### Instructions for the task
Examine the material below. Gather every line in which the string "Sustainability" appears.

......

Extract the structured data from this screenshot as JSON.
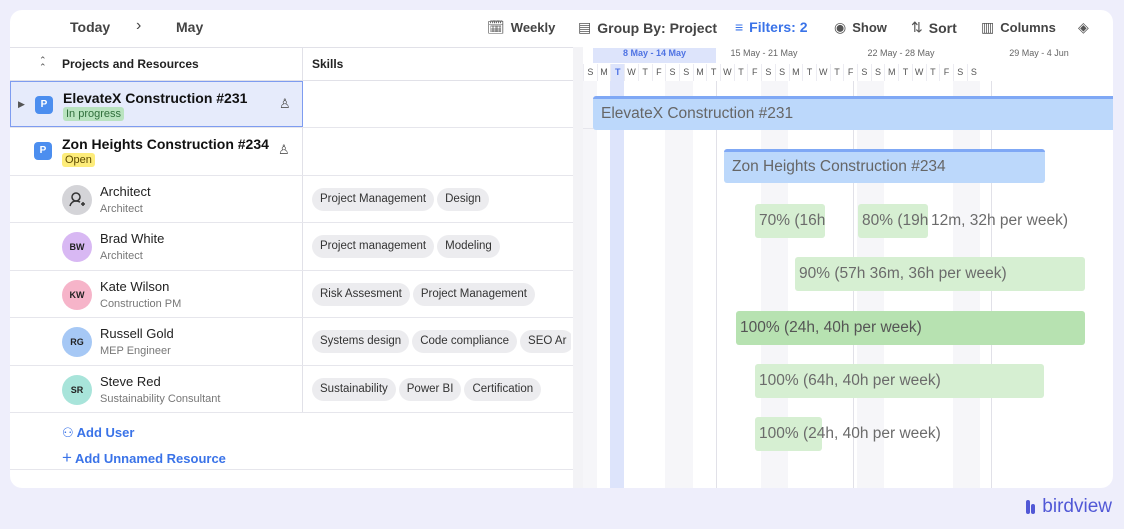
{
  "toolbar": {
    "today": "Today",
    "next_icon": "chevron-right-icon",
    "period": "May",
    "weekly": "Weekly",
    "group_by": "Group By: Project",
    "filters": "Filters: 2",
    "show": "Show",
    "sort": "Sort",
    "columns": "Columns"
  },
  "table": {
    "col_projects": "Projects and Resources",
    "col_skills": "Skills"
  },
  "projects": [
    {
      "badge": "P",
      "title": "ElevateX Construction #231",
      "status": "In progress",
      "status_color": "#b9e3bf"
    },
    {
      "badge": "P",
      "title": "Zon Heights Construction #234",
      "status": "Open",
      "status_color": "#fdec7a"
    }
  ],
  "resources": [
    {
      "initials": "",
      "icon": "user-placeholder-icon",
      "name": "Architect",
      "role": "Architect",
      "avatar_color": "#d4d4d8",
      "skills": [
        "Project Management",
        "Design"
      ]
    },
    {
      "initials": "BW",
      "name": "Brad White",
      "role": "Architect",
      "avatar_color": "#d8b8f3",
      "skills": [
        "Project management",
        "Modeling"
      ]
    },
    {
      "initials": "KW",
      "name": "Kate Wilson",
      "role": "Construction PM",
      "avatar_color": "#f6b4c9",
      "skills": [
        "Risk Assesment",
        "Project Management"
      ]
    },
    {
      "initials": "RG",
      "name": "Russell Gold",
      "role": "MEP Engineer",
      "avatar_color": "#a6c8f5",
      "skills": [
        "Systems design",
        "Code compliance",
        "SEO Ar"
      ]
    },
    {
      "initials": "SR",
      "name": "Steve Red",
      "role": "Sustainability Consultant",
      "avatar_color": "#a8e4da",
      "skills": [
        "Sustainability",
        "Power BI",
        "Certification"
      ]
    }
  ],
  "actions": {
    "add_user": "Add User",
    "add_unnamed": "Add Unnamed Resource"
  },
  "timeline": {
    "weeks": [
      "8 May - 14 May",
      "15 May - 21 May",
      "22 May - 28 May",
      "29 May - 4 Jun"
    ],
    "days": [
      "S",
      "M",
      "T",
      "W",
      "T",
      "F",
      "S",
      "S",
      "M",
      "T",
      "W",
      "T",
      "F",
      "S",
      "S",
      "M",
      "T",
      "W",
      "T",
      "F",
      "S",
      "S",
      "M",
      "T",
      "W",
      "T",
      "F",
      "S",
      "S"
    ],
    "current_day_index": 2
  },
  "bars": {
    "project1": "ElevateX Construction #231",
    "project2": "Zon Heights Construction #234",
    "architect_a": "70% (16h",
    "architect_b": "80% (19h",
    "architect_c": "12m, 32h per week)",
    "brad": "90% (57h 36m, 36h per week)",
    "kate": "100% (24h, 40h per week)",
    "russell": "100% (64h, 40h per week)",
    "steve": "100% (24h, 40h per week)"
  },
  "brand": {
    "name": "birdview",
    "color": "#5158d6"
  }
}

......

### Answer in full
      "role": "Sustainability Consultant",
        "Sustainability",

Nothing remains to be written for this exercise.